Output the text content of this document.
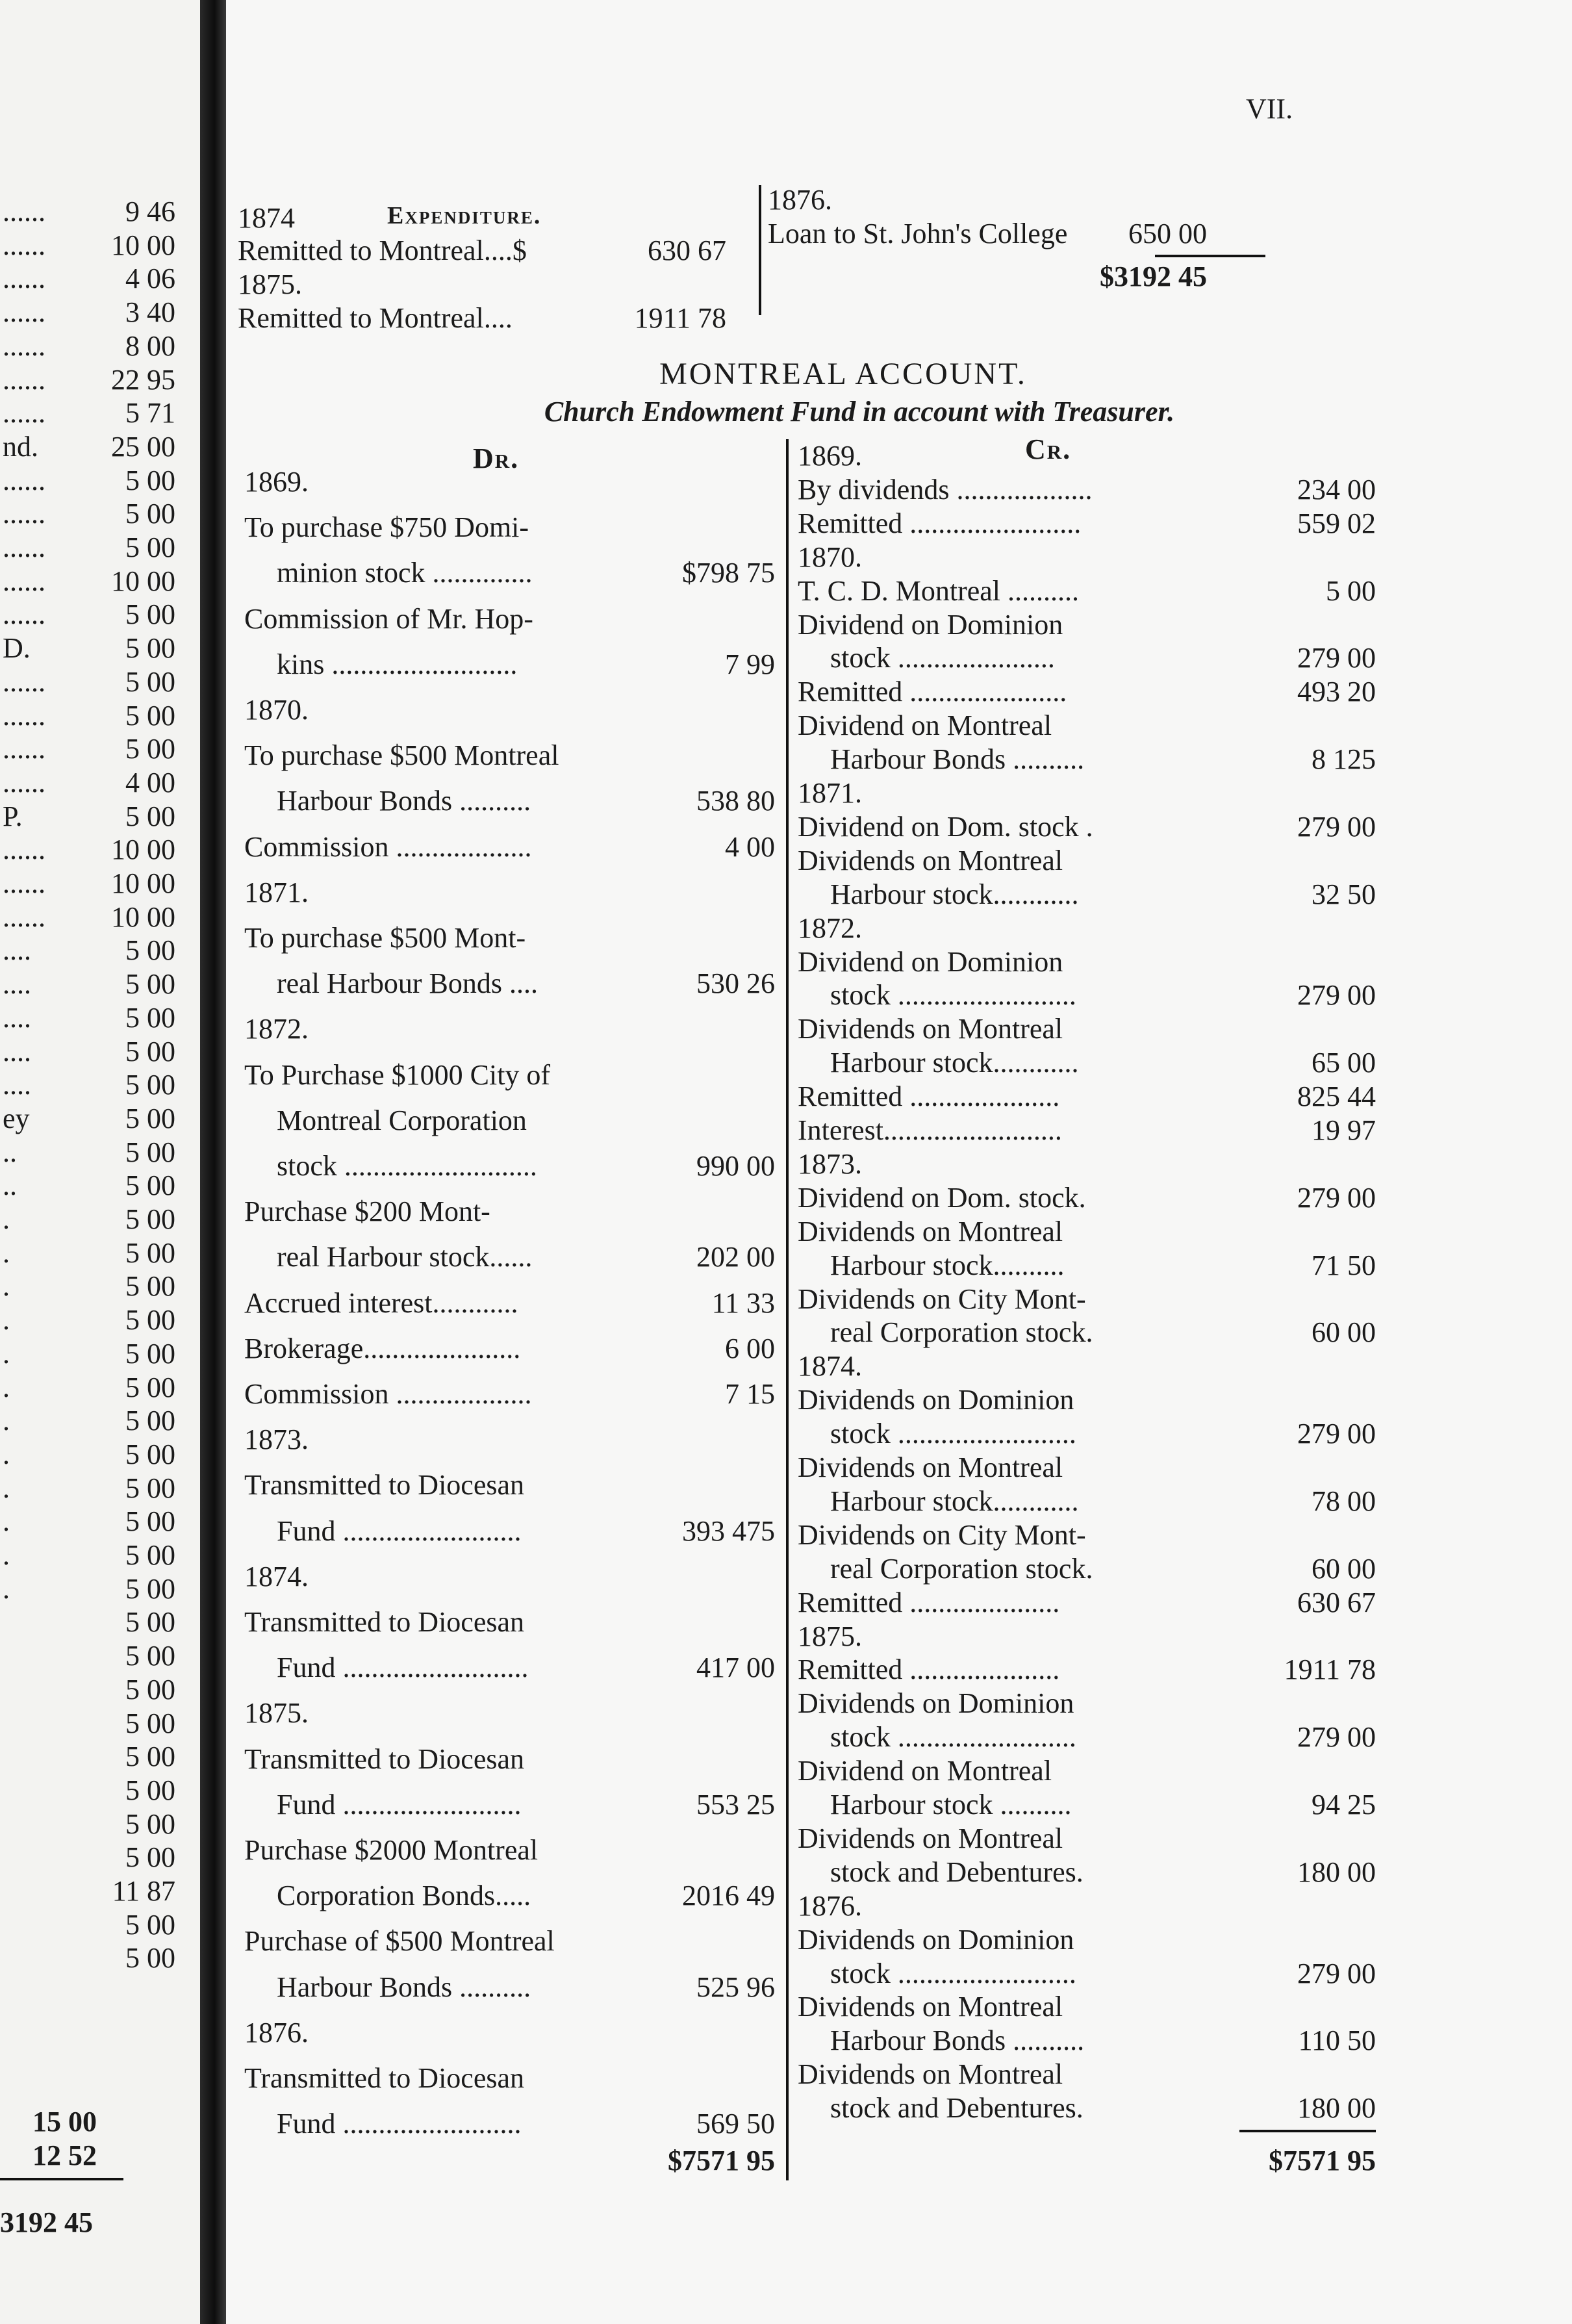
......	9 46
...... 10 00
......	4 06
......	3 40
......	8 00
...... 22 95
......	5 71
nd.	25 00
......	5 00
......	5 00
......	5 00
...... 10 00
......	5 00
D.	5 00
......	5 00
......	5 00
......	5 00
......	4 00
P.	5 00
...... 10 00
...... 10 00
...... 10 00
....	5 00
....	5 00
....	5 00
....	5 00
....	5 00
ey	5 00
..	5 00
..	5 00
.	5 00
.	5 00
.	5 00
.	5 00
.	5 00
.	5 00
.	5 00
.	5 00
.	5 00
.	5 00
.	5 00
.	5 00
5 00
5 00
5 00
5 00
5 00
5 00
5 00
5 00
11 87
5 00
5 00
15 00
12 52
3192 45
VII.
1874	Expenditure.
Remitted to Montreal....$	630 67
1875.
Remitted to Montreal....	1911 78
1876.
Loan to St. John's College	650 00
$3192 45
MONTREAL ACCOUNT.
Church Endowment Fund in account with Treasurer.
Dr.	Cr.
1869.
To purchase $750 Domi-
minion stock ..............	$798 75
Commission of Mr. Hop-
kins ..........................	7 99
1870.
To purchase $500 Montreal
Harbour Bonds ..........	538 80
Commission ...................	4 00
1871.
To purchase $500 Mont-
real Harbour Bonds ....	530 26
1872.
To Purchase $1000 City of
Montreal Corporation
stock ...........................	990 00
Purchase $200 Mont-
real Harbour stock......	202 00
Accrued interest............	11 33
Brokerage......................	6 00
Commission ...................	7 15
1873.
Transmitted to Diocesan
Fund .........................	393 475
1874.
Transmitted to Diocesan
Fund ..........................	417 00
1875.
Transmitted to Diocesan
Fund .........................	553 25
Purchase $2000 Montreal
Corporation Bonds.....	2016 49
Purchase of $500 Montreal
Harbour Bonds ..........	525 96
1876.
Transmitted to Diocesan
Fund .........................	569 50
1869.
By dividends ...................	234 00
Remitted ........................	559 02
1870.
T. C. D. Montreal ..........	5 00
Dividend on Dominion
stock ......................	279 00
Remitted ......................	493 20
Dividend on Montreal
Harbour Bonds ..........	8 125
1871.
Dividend on Dom. stock .	279 00
Dividends on Montreal
Harbour stock............	32 50
1872.
Dividend on Dominion
stock .........................	279 00
Dividends on Montreal
Harbour stock............	65 00
Remitted .....................	825 44
Interest.........................	19 97
1873.
Dividend on Dom. stock.	279 00
Dividends on Montreal
Harbour stock..........	71 50
Dividends on City Mont-
real Corporation stock.	60 00
1874.
Dividends on Dominion
stock .........................	279 00
Dividends on Montreal
Harbour stock............	78 00
Dividends on City Mont-
real Corporation stock.	60 00
Remitted .....................	630 67
1875.
Remitted .....................	1911 78
Dividends on Dominion
stock .........................	279 00
Dividend on Montreal
Harbour stock ..........	94 25
Dividends on Montreal
stock and Debentures.	180 00
1876.
Dividends on Dominion
stock .........................	279 00
Dividends on Montreal
Harbour Bonds ..........	110 50
Dividends on Montreal
stock and Debentures.	180 00
$7571 95	$7571 95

###

TO BE DONE = Provide only the number of lines in the entries that hold the word "Remitted".

RESPONSE TO THIS TASK = 7